# Исходный запрос 1
Преобразуйте строки записей в нумерованный список без пустых строк: начните со строки, содержащей «callout-8: 8 — [255, 626, 301, 672]», и закончите строкой, содержащей «configuration-icon — [765, 361, 873, 478]», включив обе.

# Текст для чтения

Раковська Н. М. (м.Одеса) МЕНТАЛЬНОЕ ПРОСТРАНСТВО ЛИТЕРАТУРНОЙ КРИТИКИ В.В. РОЗАНОВА

9 года 2 мес. назад - 9 года 2 мес. назад #26 от Liudmyla.Smokova
УДК 821.161

Нина Михайловна Раковская
кандидат филологических наук, заведующий кафедрой
Кафедра мировой литературы
Одесский национальный университет имени И. И. Мечникова

МЕНТАЛЬНОЕ ПРОСТРАНСТВО ЛИТЕРАТУРНОЙ КРИТИКИ В.В. РОЗАНОВА

Аннотация: В статье рассматривается литературно-критическая модель В. В. Розанова, нашедшая отражение в его философских и литературных статьях. Актуализируются этапы формирования модели, связанные с проблемами «понимания» и «письма». Акцент делается на интерсубъективности критика, проблемах рецепции.
Ключевые слова: модель, рефлексия, интерпретация, рецепция, интерсубъективность.

Обзор изученности проблемы: Многоаспектное наследие В. В. Розанова еще при жизни критика стало объектом не только читательского, но и научного интереса. Думается, уже можно говорить о розановедении, имеющем определенные этапы развития. В настоящее время весьма интересными являются исследования А. Грякалова, О. Кулишиной, А. Николюкина и др. Вместе с тем появляются работы, в которых очевидно влияние прошлых методологических установок (например, статья Е. Ивановой «В. В. Розанов и его апокалипсис литературы» [9]).
Цели и задачи данной статьи целостно осмыслить наследие В. В. Розанова, осмыслить модель мира, отраженную в его сознании и письме.
Как известно, термин «модель мира» широко использовался в поэтике структуралистов, начиная от Ю. Н. Тынянова и завершая Ю. М. Лотманом. Под моделью мира мы понимаем результат переработки информации о человеке, причем человеческие структуры и схемы часто экстраполируются на быт и бытие, которые описываются на языке антропоцентрических понятий и подвергаются семиотической перекодировке [1; 2; 12].
Ориентация на понятие «модель мира» дает возможность соединить в наследии В. В. Розанова фрагменты восприятия, творения художественной реальности и особой формы письма, в которой проявляется чувственное эмоциональное неравнодушие к предмету описания.
К. Аймермахер указывал, что модель мира располагается между действительностью и сознанием и обладает определенными кодирующими правилами трансформации. Учитывая, что В. В. Розанову присущи различные модели сознания (религиозные, философские, этико-эстетические, ментальные и т. д.), имеющие блоки информации в рамках вербальных и невербальных знаков и направленные на различные формы коммуникации, попробуем выявить парадигму, обусловленную интуицией критика, интуицией изоморфизма частных сфер его жизни и бытия культуры в целом. В таком случае, как нам представляется, весь комплекс исканий В. В. Розанова становится осмысленным, ибо этот подход эксплицирует структурность и системность критики В. В. Розанова и сближает ее с потоком мысли XX в. [3; 19; 21].

# Записи для задания
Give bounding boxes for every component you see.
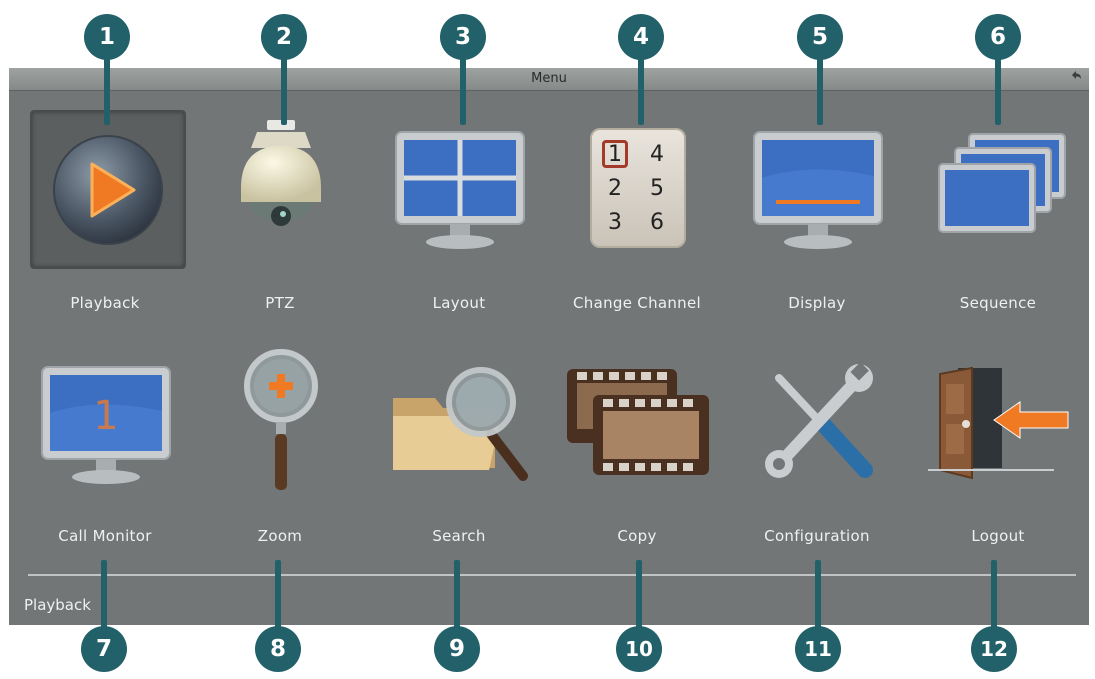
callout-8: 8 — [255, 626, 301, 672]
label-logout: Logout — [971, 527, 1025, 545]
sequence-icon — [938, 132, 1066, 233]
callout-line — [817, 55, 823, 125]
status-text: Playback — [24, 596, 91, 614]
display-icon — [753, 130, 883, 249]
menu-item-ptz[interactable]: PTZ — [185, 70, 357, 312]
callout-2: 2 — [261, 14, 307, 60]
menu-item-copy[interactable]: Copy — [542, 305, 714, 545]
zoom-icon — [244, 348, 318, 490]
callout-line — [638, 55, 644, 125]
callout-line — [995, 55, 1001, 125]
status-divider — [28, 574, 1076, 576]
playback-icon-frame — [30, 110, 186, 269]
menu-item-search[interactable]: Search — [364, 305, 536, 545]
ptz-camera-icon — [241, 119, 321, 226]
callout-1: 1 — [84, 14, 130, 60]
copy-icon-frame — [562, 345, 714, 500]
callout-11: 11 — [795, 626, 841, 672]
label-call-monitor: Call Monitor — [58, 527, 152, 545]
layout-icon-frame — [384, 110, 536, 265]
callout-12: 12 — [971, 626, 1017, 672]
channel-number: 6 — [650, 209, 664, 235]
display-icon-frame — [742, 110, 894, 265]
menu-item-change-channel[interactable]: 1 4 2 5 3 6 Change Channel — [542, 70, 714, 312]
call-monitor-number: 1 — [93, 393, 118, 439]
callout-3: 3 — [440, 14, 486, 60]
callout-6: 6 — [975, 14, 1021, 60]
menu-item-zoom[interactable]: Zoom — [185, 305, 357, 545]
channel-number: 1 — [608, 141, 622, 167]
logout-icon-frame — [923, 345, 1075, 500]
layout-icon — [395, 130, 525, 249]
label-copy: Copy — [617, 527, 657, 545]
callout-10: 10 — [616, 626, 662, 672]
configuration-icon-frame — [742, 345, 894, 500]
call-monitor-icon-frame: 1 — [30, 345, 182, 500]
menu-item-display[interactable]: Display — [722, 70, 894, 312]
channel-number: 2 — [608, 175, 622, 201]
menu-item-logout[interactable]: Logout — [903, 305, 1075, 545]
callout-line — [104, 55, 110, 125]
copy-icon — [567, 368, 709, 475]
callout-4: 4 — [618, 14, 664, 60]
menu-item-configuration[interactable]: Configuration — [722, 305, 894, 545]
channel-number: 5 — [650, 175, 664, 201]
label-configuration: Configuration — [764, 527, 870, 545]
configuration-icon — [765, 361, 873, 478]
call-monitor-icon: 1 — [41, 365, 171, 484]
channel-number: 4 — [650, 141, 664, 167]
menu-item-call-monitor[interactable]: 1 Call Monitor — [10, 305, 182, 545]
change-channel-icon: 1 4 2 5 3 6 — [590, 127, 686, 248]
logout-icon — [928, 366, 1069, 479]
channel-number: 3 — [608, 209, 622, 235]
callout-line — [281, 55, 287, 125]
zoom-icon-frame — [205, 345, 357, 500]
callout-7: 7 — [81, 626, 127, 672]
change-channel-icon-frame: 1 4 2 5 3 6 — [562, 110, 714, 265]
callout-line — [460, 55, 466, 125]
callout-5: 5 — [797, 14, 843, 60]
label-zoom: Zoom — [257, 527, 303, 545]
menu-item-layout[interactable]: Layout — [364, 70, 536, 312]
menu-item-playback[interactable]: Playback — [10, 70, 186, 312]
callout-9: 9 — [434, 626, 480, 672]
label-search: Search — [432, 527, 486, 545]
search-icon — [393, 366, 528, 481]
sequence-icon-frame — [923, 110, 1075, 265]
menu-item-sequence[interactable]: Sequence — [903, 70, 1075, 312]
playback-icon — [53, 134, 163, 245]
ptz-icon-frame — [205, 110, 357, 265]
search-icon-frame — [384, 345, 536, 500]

# Исходный запрос 2
Перепишите отрывок статьи о литературной критике В. В. Розанова от слов «9 года 2 мес. назад - 9» до слов «интерпретация, рецепция, интерсубъективность.» включительно, заменив «Кафедра мировой литературы» на «Кафедра русской литературы».

# Полный ответ 1
1. callout-8: 8 — [255, 626, 301, 672]
2. label-logout: Logout — [971, 527, 1025, 545]
3. sequence-icon — [938, 132, 1066, 233]
4. callout-line — [817, 55, 823, 125]
5. status-text: Playback — [24, 596, 91, 614]
6. display-icon — [753, 130, 883, 249]
7. menu-item-ptz[interactable]: PTZ — [185, 70, 357, 312]
8. callout-2: 2 — [261, 14, 307, 60]
9. menu-item-copy[interactable]: Copy — [542, 305, 714, 545]
10. zoom-icon — [244, 348, 318, 490]
11. callout-line — [638, 55, 644, 125]
12. callout-line — [995, 55, 1001, 125]
13. status-divider — [28, 574, 1076, 576]
14. playback-icon-frame — [30, 110, 186, 269]
15. menu-item-search[interactable]: Search — [364, 305, 536, 545]
16. ptz-camera-icon — [241, 119, 321, 226]
17. callout-1: 1 — [84, 14, 130, 60]
18. copy-icon-frame — [562, 345, 714, 500]
19. callout-11: 11 — [795, 626, 841, 672]
20. label-call-monitor: Call Monitor — [58, 527, 152, 545]
21. layout-icon-frame — [384, 110, 536, 265]
22. callout-12: 12 — [971, 626, 1017, 672]
23. channel-number: 6 — [650, 209, 664, 235]
24. display-icon-frame — [742, 110, 894, 265]
25. menu-item-change-channel[interactable]: 1 4 2 5 3 6 Change Channel — [542, 70, 714, 312]
26. call-monitor-number: 1 — [93, 393, 118, 439]
27. callout-3: 3 — [440, 14, 486, 60]
28. callout-6: 6 — [975, 14, 1021, 60]
29. menu-item-zoom[interactable]: Zoom — [185, 305, 357, 545]
30. channel-number: 1 — [608, 141, 622, 167]
31. logout-icon-frame — [923, 345, 1075, 500]
32. layout-icon — [395, 130, 525, 249]
33. label-copy: Copy — [617, 527, 657, 545]
34. callout-10: 10 — [616, 626, 662, 672]
35. configuration-icon-frame — [742, 345, 894, 500]
36. call-monitor-icon-frame: 1 — [30, 345, 182, 500]
37. menu-item-display[interactable]: Display — [722, 70, 894, 312]
38. channel-number: 2 — [608, 175, 622, 201]
39. menu-item-logout[interactable]: Logout — [903, 305, 1075, 545]
40. callout-line — [104, 55, 110, 125]
41. copy-icon — [567, 368, 709, 475]
42. callout-4: 4 — [618, 14, 664, 60]
43. menu-item-configuration[interactable]: Configuration — [722, 305, 894, 545]
44. channel-number: 5 — [650, 175, 664, 201]
45. label-configuration: Configuration — [764, 527, 870, 545]
46. configuration-icon — [765, 361, 873, 478]

# Полный ответ 2
9 года 2 мес. назад - 9 года 2 мес. назад #26 от Liudmyla.Smokova
УДК 821.161

Нина Михайловна Раковская
кандидат филологических наук, заведующий кафедрой
Кафедра русской литературы
Одесский национальный университет имени И. И. Мечникова

МЕНТАЛЬНОЕ ПРОСТРАНСТВО ЛИТЕРАТУРНОЙ КРИТИКИ В.В. РОЗАНОВА

Аннотация: В статье рассматривается литературно-критическая модель В. В. Розанова, нашедшая отражение в его философских и литературных статьях. Актуализируются этапы формирования модели, связанные с проблемами «понимания» и «письма». Акцент делается на интерсубъективности критика, проблемах рецепции.
Ключевые слова: модель, рефлексия, интерпретация, рецепция, интерсубъективность.